* start DATA SHOWN *
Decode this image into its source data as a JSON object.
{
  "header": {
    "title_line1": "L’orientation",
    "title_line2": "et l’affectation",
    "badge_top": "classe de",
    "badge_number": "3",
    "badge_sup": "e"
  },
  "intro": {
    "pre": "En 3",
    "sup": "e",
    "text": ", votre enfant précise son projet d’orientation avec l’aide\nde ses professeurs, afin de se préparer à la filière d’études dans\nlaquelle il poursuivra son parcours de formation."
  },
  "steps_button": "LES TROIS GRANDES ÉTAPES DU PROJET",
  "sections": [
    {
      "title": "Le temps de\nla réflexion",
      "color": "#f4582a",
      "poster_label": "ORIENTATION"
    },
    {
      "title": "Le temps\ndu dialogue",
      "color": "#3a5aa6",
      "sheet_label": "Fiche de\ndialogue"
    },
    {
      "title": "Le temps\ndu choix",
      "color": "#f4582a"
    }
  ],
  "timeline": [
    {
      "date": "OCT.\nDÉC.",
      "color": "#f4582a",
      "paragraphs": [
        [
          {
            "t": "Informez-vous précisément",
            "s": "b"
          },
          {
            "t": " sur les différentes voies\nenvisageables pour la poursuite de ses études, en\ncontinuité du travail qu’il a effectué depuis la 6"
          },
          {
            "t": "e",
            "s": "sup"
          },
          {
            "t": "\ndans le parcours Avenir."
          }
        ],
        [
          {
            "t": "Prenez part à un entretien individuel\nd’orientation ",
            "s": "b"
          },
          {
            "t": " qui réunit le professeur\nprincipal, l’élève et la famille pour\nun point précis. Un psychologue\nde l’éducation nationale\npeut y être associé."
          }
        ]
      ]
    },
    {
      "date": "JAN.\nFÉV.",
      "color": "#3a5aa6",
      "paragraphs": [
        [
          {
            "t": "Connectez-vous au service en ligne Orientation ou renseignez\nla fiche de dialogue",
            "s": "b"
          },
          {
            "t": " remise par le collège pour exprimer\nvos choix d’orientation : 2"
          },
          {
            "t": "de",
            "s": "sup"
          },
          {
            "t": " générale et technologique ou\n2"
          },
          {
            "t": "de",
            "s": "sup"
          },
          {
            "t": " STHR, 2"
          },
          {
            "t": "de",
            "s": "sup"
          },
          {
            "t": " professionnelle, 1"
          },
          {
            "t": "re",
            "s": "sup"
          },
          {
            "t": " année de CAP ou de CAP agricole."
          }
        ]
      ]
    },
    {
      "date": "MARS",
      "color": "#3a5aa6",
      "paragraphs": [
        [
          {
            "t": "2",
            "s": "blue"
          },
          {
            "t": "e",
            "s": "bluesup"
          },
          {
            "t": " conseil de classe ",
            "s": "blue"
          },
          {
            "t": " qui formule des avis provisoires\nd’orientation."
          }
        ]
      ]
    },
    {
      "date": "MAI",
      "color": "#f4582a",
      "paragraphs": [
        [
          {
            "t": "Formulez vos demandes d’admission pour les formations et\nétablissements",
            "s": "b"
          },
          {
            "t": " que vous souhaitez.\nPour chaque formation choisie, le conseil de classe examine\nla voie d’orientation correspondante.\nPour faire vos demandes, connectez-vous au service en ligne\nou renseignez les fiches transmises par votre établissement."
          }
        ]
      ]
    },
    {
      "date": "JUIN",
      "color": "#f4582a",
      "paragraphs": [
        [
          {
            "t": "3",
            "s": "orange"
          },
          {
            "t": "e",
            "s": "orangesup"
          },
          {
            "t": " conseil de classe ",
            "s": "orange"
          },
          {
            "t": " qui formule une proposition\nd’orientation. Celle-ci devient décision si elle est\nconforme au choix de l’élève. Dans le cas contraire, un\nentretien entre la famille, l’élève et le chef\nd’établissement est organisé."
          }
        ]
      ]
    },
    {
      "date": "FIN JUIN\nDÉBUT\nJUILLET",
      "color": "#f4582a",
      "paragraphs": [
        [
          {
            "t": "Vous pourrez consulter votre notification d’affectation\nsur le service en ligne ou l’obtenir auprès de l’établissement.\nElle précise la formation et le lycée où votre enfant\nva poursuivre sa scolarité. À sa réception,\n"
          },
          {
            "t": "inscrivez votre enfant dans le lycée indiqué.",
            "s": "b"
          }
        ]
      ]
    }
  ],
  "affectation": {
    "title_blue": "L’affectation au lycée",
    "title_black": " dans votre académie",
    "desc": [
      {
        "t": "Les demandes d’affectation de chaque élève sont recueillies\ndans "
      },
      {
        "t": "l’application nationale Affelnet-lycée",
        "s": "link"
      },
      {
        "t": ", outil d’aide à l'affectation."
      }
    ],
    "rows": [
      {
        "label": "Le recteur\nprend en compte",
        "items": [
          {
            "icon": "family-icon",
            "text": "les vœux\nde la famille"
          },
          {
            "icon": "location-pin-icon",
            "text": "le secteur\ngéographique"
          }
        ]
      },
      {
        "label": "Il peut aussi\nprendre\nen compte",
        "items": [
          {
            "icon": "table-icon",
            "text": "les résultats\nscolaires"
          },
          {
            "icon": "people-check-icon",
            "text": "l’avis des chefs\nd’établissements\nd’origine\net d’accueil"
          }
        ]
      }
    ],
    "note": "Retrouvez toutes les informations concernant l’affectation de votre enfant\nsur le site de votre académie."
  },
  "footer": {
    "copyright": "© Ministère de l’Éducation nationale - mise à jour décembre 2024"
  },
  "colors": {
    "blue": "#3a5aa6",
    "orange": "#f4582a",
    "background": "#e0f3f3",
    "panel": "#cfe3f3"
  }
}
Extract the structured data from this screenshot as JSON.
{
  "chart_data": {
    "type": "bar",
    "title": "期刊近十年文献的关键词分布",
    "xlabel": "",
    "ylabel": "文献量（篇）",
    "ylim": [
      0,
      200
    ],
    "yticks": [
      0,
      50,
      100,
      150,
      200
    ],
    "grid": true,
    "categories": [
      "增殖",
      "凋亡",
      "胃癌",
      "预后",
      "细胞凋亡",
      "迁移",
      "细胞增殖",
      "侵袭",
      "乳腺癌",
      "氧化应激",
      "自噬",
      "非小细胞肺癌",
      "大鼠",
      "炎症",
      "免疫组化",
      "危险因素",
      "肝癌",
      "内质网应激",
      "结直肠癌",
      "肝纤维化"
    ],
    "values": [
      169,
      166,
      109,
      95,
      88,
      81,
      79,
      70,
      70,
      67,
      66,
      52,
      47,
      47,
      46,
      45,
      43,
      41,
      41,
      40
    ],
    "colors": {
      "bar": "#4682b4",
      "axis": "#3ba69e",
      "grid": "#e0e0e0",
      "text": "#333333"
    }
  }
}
* end DATA SHOWN *
(GOAL OF THE EXERCISE): From the listing, copy each line containing the word "compte".

(TASK RESPONSE):
        "label": "Le recteur\nprend en compte",
        "label": "Il peut aussi\nprendre\nen compte",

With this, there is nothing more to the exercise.